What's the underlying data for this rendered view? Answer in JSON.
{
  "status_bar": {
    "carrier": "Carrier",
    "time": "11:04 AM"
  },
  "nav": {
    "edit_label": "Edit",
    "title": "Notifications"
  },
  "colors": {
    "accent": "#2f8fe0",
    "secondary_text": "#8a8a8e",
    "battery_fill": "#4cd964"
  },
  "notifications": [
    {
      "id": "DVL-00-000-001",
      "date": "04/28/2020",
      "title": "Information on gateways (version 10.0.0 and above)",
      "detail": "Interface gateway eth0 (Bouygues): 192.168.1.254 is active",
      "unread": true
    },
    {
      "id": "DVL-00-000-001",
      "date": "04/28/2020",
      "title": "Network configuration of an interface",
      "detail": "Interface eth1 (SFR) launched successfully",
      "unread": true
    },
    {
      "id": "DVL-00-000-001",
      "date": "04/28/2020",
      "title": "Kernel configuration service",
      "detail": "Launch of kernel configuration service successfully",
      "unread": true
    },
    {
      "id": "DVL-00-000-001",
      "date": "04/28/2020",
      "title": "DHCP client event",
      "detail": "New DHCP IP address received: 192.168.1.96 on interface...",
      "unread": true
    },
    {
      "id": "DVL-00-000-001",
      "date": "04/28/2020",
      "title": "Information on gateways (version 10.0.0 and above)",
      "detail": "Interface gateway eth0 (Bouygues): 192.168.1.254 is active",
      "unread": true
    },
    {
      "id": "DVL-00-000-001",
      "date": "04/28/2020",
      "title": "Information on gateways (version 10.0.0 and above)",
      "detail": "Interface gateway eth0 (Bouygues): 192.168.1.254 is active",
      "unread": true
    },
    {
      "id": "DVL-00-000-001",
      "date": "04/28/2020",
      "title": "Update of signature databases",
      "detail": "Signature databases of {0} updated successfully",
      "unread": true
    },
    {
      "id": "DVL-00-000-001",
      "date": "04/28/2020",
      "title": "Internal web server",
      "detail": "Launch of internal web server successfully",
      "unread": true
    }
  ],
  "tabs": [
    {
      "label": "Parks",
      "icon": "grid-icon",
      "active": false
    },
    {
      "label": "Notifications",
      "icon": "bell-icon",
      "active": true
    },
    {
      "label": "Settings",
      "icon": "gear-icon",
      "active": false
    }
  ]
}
*-*-*
## Task to complete
Print the material once more, exactly.

## Reply
What's the underlying data for this rendered view? Answer in JSON.
{
  "status_bar": {
    "carrier": "Carrier",
    "time": "11:04 AM"
  },
  "nav": {
    "edit_label": "Edit",
    "title": "Notifications"
  },
  "colors": {
    "accent": "#2f8fe0",
    "secondary_text": "#8a8a8e",
    "battery_fill": "#4cd964"
  },
  "notifications": [
    {
      "id": "DVL-00-000-001",
      "date": "04/28/2020",
      "title": "Information on gateways (version 10.0.0 and above)",
      "detail": "Interface gateway eth0 (Bouygues): 192.168.1.254 is active",
      "unread": true
    },
    {
      "id": "DVL-00-000-001",
      "date": "04/28/2020",
      "title": "Network configuration of an interface",
      "detail": "Interface eth1 (SFR) launched successfully",
      "unread": true
    },
    {
      "id": "DVL-00-000-001",
      "date": "04/28/2020",
      "title": "Kernel configuration service",
      "detail": "Launch of kernel configuration service successfully",
      "unread": true
    },
    {
      "id": "DVL-00-000-001",
      "date": "04/28/2020",
      "title": "DHCP client event",
      "detail": "New DHCP IP address received: 192.168.1.96 on interface...",
      "unread": true
    },
    {
      "id": "DVL-00-000-001",
      "date": "04/28/2020",
      "title": "Information on gateways (version 10.0.0 and above)",
      "detail": "Interface gateway eth0 (Bouygues): 192.168.1.254 is active",
      "unread": true
    },
    {
      "id": "DVL-00-000-001",
      "date": "04/28/2020",
      "title": "Information on gateways (version 10.0.0 and above)",
      "detail": "Interface gateway eth0 (Bouygues): 192.168.1.254 is active",
      "unread": true
    },
    {
      "id": "DVL-00-000-001",
      "date": "04/28/2020",
      "title": "Update of signature databases",
      "detail": "Signature databases of {0} updated successfully",
      "unread": true
    },
    {
      "id": "DVL-00-000-001",
      "date": "04/28/2020",
      "title": "Internal web server",
      "detail": "Launch of internal web server successfully",
      "unread": true
    }
  ],
  "tabs": [
    {
      "label": "Parks",
      "icon": "grid-icon",
      "active": false
    },
    {
      "label": "Notifications",
      "icon": "bell-icon",
      "active": true
    },
    {
      "label": "Settings",
      "icon": "gear-icon",
      "active": false
    }
  ]
}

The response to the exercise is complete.